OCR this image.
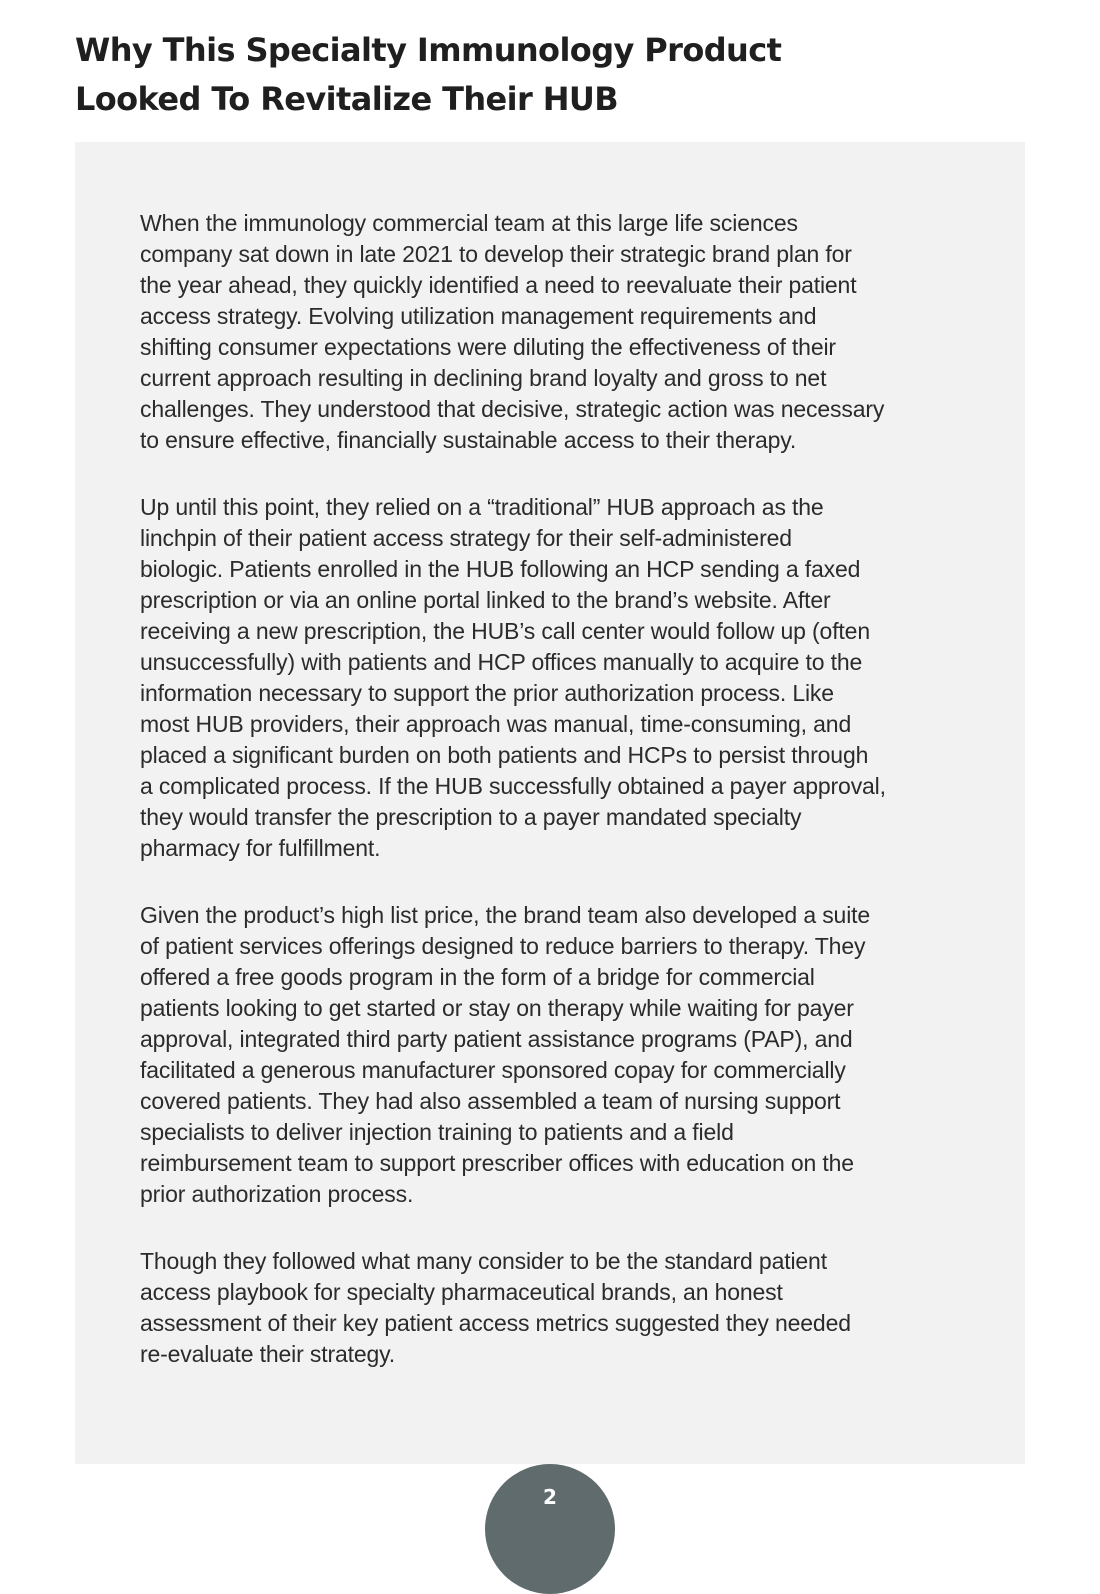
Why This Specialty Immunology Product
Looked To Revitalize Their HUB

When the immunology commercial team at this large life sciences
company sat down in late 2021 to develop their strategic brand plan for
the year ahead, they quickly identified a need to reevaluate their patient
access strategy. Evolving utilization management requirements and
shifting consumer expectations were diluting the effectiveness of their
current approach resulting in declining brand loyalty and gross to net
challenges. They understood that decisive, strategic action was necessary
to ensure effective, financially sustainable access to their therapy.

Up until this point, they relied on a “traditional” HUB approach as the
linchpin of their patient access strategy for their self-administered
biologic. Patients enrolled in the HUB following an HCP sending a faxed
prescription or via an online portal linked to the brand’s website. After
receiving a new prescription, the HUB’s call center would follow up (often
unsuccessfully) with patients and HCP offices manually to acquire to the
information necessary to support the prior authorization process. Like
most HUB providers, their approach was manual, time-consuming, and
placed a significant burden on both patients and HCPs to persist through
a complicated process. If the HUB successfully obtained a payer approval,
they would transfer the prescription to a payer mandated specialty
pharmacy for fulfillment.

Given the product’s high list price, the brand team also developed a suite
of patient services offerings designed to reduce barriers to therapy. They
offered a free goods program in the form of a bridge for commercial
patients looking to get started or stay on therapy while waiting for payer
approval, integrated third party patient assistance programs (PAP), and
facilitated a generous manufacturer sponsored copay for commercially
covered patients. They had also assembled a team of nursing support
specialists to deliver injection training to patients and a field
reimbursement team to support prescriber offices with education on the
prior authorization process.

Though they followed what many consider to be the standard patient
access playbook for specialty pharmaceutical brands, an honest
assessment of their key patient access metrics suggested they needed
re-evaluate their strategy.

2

- - - - -

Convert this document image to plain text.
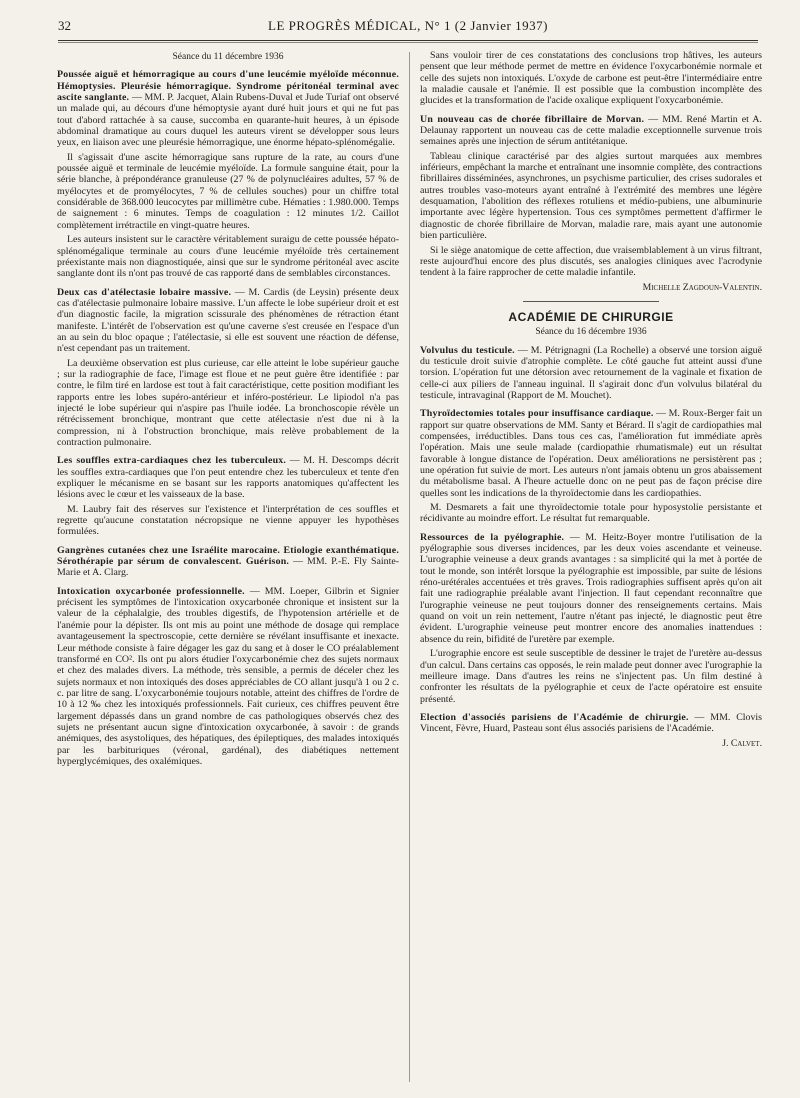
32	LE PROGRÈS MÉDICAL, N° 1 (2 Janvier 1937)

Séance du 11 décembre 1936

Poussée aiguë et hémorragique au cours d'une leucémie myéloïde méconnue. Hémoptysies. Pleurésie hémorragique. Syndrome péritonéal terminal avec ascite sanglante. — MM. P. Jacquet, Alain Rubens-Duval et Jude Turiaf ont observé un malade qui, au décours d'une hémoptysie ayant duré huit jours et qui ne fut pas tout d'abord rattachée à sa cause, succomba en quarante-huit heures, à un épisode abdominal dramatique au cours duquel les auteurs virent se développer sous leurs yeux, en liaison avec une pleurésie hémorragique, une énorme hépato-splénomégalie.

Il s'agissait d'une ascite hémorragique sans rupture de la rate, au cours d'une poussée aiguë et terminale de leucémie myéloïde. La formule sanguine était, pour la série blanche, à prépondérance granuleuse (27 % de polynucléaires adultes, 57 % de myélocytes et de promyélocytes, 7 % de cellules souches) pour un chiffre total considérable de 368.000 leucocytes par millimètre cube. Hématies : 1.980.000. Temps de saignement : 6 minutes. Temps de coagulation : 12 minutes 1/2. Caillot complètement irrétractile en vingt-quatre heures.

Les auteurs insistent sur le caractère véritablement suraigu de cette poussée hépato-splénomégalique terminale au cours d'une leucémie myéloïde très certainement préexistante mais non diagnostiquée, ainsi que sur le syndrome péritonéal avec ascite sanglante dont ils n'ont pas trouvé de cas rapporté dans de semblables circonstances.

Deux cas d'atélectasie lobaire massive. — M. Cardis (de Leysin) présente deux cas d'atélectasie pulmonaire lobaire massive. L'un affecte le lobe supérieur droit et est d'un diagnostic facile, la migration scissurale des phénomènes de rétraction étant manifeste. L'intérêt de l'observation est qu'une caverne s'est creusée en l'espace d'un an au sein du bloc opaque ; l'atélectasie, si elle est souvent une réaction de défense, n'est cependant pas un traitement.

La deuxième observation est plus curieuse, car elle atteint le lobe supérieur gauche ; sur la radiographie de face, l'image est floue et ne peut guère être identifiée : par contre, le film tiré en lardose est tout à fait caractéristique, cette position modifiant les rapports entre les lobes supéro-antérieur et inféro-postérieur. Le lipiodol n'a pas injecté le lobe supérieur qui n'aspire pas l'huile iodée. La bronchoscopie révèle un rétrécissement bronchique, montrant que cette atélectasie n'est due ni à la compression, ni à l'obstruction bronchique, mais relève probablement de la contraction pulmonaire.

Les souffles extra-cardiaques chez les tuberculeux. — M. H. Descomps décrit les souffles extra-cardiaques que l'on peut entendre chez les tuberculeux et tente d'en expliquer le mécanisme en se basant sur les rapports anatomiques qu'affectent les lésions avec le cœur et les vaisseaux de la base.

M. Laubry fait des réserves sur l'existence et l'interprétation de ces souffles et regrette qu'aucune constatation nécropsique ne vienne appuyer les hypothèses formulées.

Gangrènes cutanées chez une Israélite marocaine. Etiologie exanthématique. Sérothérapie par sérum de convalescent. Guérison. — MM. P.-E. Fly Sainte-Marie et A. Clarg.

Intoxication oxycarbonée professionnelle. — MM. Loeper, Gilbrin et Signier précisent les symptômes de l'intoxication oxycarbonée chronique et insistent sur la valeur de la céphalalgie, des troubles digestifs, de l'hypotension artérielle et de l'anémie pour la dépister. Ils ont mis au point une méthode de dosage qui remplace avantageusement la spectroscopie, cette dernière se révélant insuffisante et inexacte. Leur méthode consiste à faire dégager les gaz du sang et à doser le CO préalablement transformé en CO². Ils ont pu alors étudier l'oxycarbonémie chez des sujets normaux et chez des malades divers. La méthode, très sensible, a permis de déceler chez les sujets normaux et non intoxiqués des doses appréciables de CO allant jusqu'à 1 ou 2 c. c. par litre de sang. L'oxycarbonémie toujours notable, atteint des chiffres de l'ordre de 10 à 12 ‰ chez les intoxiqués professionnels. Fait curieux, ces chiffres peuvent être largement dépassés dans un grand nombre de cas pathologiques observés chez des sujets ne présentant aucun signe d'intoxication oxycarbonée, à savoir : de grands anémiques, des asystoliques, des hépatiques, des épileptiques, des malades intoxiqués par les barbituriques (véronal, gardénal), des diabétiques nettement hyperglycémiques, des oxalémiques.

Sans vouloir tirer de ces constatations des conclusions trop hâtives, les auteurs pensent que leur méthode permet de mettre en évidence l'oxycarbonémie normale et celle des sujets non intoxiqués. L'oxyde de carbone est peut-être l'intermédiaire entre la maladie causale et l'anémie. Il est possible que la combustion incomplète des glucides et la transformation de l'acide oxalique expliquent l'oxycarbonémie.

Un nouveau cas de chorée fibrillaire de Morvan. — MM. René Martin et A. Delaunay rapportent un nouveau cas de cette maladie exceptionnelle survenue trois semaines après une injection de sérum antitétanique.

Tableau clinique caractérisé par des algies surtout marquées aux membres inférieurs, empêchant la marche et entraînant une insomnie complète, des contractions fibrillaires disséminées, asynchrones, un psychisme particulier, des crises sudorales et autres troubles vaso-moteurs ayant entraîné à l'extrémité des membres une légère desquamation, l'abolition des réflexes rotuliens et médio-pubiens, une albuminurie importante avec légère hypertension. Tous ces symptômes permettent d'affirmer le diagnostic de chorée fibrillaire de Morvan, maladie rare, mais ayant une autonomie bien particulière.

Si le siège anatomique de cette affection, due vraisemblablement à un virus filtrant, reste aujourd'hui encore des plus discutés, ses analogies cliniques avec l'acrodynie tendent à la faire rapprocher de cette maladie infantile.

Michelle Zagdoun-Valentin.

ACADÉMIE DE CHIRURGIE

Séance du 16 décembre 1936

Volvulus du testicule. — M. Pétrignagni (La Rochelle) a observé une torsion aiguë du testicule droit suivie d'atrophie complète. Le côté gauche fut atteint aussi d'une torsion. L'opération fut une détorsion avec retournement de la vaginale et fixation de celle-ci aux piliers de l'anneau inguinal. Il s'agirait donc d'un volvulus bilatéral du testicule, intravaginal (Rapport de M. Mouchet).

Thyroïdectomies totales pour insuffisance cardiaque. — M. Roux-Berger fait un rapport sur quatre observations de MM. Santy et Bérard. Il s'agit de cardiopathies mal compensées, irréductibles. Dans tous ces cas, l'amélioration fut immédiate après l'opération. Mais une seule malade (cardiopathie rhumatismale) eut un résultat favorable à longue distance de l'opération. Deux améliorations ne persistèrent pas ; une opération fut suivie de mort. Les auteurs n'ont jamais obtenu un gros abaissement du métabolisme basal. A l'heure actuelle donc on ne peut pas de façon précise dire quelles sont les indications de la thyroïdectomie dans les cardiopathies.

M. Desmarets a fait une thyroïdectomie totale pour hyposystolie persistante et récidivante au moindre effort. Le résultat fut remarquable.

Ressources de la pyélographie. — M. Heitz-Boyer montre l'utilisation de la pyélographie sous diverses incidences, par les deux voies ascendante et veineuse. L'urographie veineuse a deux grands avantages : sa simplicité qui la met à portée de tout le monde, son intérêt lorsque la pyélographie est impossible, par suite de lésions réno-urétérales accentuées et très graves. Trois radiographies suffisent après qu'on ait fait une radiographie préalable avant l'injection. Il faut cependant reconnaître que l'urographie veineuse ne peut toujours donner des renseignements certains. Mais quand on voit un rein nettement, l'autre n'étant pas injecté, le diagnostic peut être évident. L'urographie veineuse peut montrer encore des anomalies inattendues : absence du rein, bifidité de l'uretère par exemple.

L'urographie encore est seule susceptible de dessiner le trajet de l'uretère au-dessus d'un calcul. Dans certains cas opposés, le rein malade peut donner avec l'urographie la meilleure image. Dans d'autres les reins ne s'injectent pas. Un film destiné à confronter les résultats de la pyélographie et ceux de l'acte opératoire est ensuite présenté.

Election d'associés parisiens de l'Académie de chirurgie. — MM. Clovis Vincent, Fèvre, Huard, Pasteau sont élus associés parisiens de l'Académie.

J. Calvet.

- - - - -

▶ [What is being asked]:
Find and copy each line in the material above where the string "prior" occurs.

▶ [Problem solution]:
information necessary to support the prior authorization process. Like
prior authorization process.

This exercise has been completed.